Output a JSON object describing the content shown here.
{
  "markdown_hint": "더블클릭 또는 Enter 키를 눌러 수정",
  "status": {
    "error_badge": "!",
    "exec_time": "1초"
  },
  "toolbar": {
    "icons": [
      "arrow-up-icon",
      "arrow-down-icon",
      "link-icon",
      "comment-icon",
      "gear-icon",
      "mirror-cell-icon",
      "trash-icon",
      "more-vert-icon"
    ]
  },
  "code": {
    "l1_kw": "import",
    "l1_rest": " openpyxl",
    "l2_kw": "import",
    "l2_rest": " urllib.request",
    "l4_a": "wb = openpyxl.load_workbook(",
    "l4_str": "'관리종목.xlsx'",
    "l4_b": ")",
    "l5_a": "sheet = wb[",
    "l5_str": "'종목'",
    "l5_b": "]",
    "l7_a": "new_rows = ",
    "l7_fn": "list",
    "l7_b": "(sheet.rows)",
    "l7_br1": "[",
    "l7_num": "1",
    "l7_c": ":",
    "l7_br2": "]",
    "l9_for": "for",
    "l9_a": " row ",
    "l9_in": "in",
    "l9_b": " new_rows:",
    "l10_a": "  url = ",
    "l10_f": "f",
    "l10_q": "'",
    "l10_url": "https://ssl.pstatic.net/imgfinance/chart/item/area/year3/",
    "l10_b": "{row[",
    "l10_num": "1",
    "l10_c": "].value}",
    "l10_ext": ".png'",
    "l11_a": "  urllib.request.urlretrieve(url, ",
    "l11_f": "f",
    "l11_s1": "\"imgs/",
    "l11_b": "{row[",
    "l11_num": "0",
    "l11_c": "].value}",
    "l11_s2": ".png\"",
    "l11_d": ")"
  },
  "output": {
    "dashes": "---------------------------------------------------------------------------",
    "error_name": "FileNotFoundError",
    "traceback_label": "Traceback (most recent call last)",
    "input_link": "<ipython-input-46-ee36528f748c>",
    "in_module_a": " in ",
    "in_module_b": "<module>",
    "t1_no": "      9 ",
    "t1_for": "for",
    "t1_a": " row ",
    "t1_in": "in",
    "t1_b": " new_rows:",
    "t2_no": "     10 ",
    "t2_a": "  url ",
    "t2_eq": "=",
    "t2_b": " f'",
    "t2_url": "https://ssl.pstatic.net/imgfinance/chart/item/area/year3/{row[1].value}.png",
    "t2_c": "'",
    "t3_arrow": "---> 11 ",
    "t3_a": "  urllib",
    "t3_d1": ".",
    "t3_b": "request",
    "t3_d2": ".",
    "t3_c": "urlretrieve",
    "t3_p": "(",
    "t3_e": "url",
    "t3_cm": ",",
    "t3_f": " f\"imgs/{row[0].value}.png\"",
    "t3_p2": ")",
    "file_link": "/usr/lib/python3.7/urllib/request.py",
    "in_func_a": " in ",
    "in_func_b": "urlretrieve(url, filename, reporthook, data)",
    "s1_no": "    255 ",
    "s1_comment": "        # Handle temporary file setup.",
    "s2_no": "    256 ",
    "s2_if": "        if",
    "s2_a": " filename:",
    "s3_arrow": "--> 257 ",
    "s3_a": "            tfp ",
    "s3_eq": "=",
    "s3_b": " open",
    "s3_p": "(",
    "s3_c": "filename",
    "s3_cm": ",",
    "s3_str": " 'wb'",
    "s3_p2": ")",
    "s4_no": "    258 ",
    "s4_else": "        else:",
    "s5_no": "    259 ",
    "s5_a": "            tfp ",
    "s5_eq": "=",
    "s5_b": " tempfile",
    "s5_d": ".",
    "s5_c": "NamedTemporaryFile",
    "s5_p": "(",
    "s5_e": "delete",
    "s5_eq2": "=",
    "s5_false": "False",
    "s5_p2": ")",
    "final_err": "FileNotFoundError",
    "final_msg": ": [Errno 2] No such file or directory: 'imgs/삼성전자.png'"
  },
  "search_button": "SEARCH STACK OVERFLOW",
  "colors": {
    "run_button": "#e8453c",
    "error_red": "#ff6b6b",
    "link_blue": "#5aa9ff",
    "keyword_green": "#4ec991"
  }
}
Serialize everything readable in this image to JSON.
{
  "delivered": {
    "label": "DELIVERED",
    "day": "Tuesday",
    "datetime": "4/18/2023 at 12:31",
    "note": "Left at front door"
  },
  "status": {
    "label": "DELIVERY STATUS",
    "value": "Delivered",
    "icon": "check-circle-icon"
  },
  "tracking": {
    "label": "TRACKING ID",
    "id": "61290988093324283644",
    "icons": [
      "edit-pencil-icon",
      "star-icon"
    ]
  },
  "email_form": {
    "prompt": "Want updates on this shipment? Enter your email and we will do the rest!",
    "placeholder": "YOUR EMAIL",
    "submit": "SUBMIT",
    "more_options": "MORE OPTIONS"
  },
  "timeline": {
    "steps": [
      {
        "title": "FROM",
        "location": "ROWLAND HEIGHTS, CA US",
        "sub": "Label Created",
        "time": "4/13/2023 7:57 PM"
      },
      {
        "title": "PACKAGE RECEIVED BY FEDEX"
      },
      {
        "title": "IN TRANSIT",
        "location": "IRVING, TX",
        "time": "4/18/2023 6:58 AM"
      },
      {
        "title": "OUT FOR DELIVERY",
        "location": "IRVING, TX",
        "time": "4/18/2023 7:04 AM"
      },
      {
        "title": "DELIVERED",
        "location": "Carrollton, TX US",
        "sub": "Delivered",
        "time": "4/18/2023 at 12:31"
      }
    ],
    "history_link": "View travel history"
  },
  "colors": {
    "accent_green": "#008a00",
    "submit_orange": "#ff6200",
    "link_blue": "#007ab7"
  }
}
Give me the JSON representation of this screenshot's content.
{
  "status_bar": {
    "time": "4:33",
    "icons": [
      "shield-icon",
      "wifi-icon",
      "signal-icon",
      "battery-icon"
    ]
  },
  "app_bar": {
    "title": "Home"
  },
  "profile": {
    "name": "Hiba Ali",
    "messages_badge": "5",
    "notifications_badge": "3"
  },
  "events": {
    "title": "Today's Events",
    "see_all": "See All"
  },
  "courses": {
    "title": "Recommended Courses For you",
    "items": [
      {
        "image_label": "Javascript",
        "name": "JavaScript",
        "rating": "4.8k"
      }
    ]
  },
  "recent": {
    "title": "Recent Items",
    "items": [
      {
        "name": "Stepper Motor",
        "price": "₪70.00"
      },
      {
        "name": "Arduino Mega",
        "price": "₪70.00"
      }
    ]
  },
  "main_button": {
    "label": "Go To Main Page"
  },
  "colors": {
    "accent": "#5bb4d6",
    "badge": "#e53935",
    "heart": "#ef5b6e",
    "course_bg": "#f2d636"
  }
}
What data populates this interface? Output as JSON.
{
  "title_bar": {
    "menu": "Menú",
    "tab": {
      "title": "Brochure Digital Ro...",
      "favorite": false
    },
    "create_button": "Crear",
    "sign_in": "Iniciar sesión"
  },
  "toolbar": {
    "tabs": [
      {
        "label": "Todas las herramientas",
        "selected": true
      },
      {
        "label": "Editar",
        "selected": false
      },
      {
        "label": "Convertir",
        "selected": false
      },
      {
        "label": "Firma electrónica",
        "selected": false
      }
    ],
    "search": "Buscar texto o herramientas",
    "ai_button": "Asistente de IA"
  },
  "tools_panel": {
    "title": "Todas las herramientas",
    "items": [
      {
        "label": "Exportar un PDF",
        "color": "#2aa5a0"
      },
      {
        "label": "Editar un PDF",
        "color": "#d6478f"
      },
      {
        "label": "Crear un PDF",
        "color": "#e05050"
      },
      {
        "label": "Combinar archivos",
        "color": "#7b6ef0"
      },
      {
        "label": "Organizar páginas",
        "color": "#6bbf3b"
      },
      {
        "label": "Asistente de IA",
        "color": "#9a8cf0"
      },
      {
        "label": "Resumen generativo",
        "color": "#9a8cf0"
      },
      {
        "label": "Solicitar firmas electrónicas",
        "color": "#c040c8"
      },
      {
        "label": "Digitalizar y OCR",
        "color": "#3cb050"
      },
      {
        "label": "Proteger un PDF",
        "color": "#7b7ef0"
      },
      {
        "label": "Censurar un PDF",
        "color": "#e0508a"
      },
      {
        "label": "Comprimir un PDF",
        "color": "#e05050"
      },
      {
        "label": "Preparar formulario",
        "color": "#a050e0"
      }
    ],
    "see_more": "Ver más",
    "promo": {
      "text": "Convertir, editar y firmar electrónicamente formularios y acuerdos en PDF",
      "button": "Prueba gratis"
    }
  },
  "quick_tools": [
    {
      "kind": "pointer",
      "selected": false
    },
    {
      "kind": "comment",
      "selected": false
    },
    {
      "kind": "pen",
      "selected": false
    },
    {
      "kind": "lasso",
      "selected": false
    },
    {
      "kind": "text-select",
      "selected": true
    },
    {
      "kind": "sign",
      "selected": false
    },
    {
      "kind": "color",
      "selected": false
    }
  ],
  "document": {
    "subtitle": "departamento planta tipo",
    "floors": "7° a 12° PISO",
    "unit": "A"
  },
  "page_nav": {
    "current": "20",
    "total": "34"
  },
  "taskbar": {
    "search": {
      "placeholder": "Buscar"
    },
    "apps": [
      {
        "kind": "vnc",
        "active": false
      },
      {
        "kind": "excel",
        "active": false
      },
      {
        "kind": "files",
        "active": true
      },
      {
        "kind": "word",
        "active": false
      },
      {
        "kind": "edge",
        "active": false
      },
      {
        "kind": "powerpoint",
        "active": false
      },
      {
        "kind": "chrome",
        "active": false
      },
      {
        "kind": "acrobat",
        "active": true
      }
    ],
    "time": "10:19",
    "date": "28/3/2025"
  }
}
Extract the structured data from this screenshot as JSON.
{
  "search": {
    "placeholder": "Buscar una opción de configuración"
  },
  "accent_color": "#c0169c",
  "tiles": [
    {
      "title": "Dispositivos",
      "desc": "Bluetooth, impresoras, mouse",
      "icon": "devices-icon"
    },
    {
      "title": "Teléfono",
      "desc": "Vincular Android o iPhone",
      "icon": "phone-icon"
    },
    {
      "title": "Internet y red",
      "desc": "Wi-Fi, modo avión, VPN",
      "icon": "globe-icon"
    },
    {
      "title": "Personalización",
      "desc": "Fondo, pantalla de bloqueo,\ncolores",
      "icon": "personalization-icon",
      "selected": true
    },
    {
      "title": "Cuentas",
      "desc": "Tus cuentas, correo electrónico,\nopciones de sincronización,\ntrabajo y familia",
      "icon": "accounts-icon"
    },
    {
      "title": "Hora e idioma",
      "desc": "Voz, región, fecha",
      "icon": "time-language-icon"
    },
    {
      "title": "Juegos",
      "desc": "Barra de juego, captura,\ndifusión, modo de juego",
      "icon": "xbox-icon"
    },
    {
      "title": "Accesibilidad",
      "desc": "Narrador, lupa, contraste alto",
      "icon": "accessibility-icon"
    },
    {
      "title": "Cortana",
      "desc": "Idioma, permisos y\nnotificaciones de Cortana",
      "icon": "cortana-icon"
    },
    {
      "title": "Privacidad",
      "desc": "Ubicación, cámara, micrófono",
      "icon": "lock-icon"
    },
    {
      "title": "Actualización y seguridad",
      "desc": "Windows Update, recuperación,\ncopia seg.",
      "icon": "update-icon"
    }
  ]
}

____________________

TASK REQUIREMENTS: From the records given above, copy all lines containing "placeholder".

RESPONSE TO THE TASK:
    "placeholder": "YOUR EMAIL",
      "placeholder": "Buscar"
    "placeholder": "Buscar una opción de configuración"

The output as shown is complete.